Dear all,
I completely agree with Bo-Christer, but I want to adress another
problem with BMC. As far as I can see it - please correct me if I´m
wrong - BMC does not mark rejected submission as such. If you have an
institutional membership in order to to get a lean workflow for your
authors and your library staff and to get some discount per article, you
have to pay top-ups, which are calculated on the total number of open
submissions. So BMC has no interest to mark rejected submissions and in
addition to that, we get the feedback from our authors, that the time
for the peer review process increased considerably over the last years.
So I do have a problem with rising prices, when the product is getting
worse ...
Best regards,
Dirk
Am 28.02.2014 15:35, schrieb Bo-Christer Björk:
Hi all,
An interesting discussion. My perspective is not a moral one. The APC
charged should as far as possible reflect the quality and services of
the journal. The current full OA market (for APC journals) is a
relatively competive microeconomic market where customers(=authors)
decide where to submit in a situation where they usually have several
journals (some OA, most not ) to choose from. Quite in contrast to the
oligopolistic subscription market or the strange hybrid OA market. So
if BMC have in fact managed to establish their better journals as high
quality outlets there is no problem in rising prices. The authors
dedice. I don't think the UK funders decisions have yet had much
impact on the funding.

* _Raw records_:
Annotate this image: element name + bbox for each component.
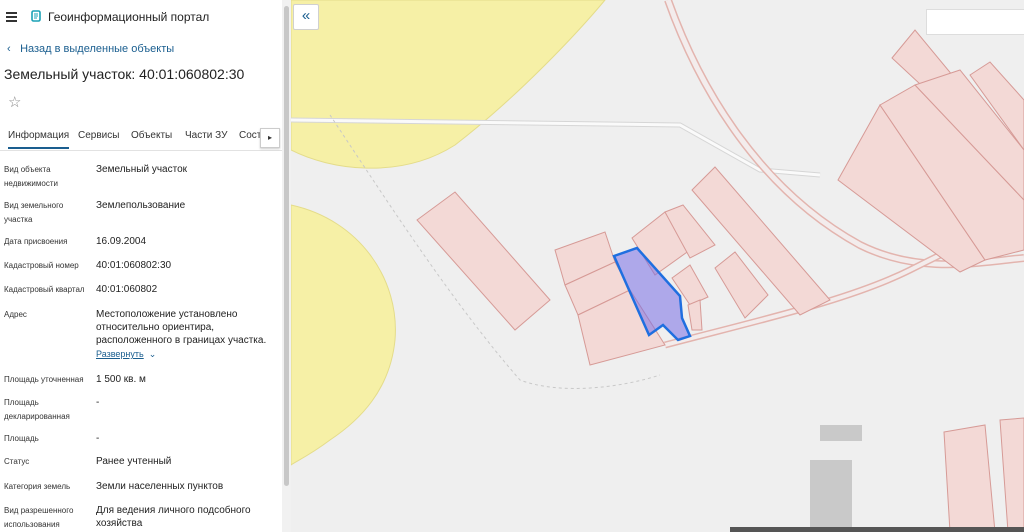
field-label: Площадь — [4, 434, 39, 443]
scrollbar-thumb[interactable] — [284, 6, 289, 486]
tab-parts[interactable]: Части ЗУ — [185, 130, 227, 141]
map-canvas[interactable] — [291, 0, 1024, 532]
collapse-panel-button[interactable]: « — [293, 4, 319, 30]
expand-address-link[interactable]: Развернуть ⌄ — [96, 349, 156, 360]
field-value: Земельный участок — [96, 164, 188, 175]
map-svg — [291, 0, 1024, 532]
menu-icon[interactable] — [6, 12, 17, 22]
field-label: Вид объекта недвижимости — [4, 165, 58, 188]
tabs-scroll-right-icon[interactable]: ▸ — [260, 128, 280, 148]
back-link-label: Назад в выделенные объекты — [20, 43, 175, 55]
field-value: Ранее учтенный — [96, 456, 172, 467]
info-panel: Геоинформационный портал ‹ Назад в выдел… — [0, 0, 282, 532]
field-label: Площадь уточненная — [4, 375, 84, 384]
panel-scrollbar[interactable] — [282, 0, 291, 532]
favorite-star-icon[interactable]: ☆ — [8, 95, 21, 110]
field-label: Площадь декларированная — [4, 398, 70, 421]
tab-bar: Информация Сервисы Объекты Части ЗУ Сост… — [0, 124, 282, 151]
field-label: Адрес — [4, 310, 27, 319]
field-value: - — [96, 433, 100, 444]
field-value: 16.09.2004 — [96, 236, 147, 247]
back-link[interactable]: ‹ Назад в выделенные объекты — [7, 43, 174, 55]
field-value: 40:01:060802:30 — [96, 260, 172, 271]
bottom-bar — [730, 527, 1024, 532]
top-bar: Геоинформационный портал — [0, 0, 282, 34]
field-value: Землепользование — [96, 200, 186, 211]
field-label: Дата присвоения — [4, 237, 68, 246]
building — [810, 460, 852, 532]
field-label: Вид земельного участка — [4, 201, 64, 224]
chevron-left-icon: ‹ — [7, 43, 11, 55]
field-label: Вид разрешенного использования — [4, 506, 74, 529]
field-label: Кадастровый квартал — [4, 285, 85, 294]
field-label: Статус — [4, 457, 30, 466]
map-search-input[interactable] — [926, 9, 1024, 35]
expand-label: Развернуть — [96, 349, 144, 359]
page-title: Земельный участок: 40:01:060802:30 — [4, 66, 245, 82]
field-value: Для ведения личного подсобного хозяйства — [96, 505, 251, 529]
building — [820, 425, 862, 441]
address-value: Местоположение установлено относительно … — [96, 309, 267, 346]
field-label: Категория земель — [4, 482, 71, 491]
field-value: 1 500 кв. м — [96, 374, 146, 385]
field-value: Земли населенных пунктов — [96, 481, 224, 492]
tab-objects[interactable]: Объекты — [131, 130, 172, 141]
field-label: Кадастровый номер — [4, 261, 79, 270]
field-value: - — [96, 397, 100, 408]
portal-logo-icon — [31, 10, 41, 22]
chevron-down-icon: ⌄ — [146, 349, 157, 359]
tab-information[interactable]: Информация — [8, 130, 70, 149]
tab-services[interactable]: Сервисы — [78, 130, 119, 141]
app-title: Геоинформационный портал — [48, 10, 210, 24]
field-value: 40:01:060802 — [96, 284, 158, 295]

* _What this exercise asks_:
1/ In the email exchange about BMC's pricing, retype the passage from "So I do have" up to and including "market where customers(=authors)".
2/ List every market that Bo-Christer's message in the email exchange about BMC's pricing names.
3/ Write what comes next in the email exchange about BMC's pricing, beginning right after its last sentence.

* _Task responses_:
1/
So I do have a problem with rising prices, when the product is getting
worse ...
Best regards,
Dirk
Am 28.02.2014 15:35, schrieb Bo-Christer Björk:
Hi all,
An interesting discussion. My perspective is not a moral one. The APC
charged should as far as possible reflect the quality and services of
the journal. The current full OA market (for APC journals) is a
relatively competive microeconomic market where customers(=authors)

2/
- the current full OA market (for APC journals)
- the oligopolistic subscription market
- the strange hybrid OA market

3/
I've personally paid APCs (or my department) for two articles in PLoS
and two in BMC journals nd I've found the benefit/cost ratio to be
excellent in all cases. In contrast I've made several grave mistakes
in the choice of where to submit to in subscription journals. Those
journals don't charge but there are high opportunity costs in delayed
publication, low visibility etc.
As to the question of rising costs due to higher rejection rates I
find this to be a largely unsubstantiated claim. The IT infra is
already paid for, copy editing and invoicing costs only depend on the
published papers. Almost all of the costs of desk rejected manuscripts
and manuscripts rejected after long review processes are born by
unpaid academic editors and reviewers, that is the global scholarly
community.
Best regards
Bo-Christer
On 2/28/14 3:50 PM, Heather Morrison wrote:
hi Jan,
Good question! No, I have not looked into whether BMC's rejection
rates have increased.
Whether this would be an acceptable reason for increasing prices at
all, or at a particular rate, is a different question.
For example, unlike a print-based journal with size constraints
imposed by the need to bundle articles into mailable issues, an
online open access journal can easily increase in scale with more
submissions. PLOS ONE has demonstrated the potential for translating
rapid growth in submissions to rapid journal growth, with no price
increase, technological innovations, and a more than healthy surplus.
Best,
Heather Morrison
On Feb 28, 2014, at 7:08 AM, "Frantsvåg Jan Erik"
<[email protected] <mailto:[email protected]>> wrote:
Interesting numbers!
Have you investigated if some of this increase could be explained by
an increased rejection rate? -- this would be an acceptable
explanation, in my opinion.
The suspicion is, of course, that this could be one result of e.g.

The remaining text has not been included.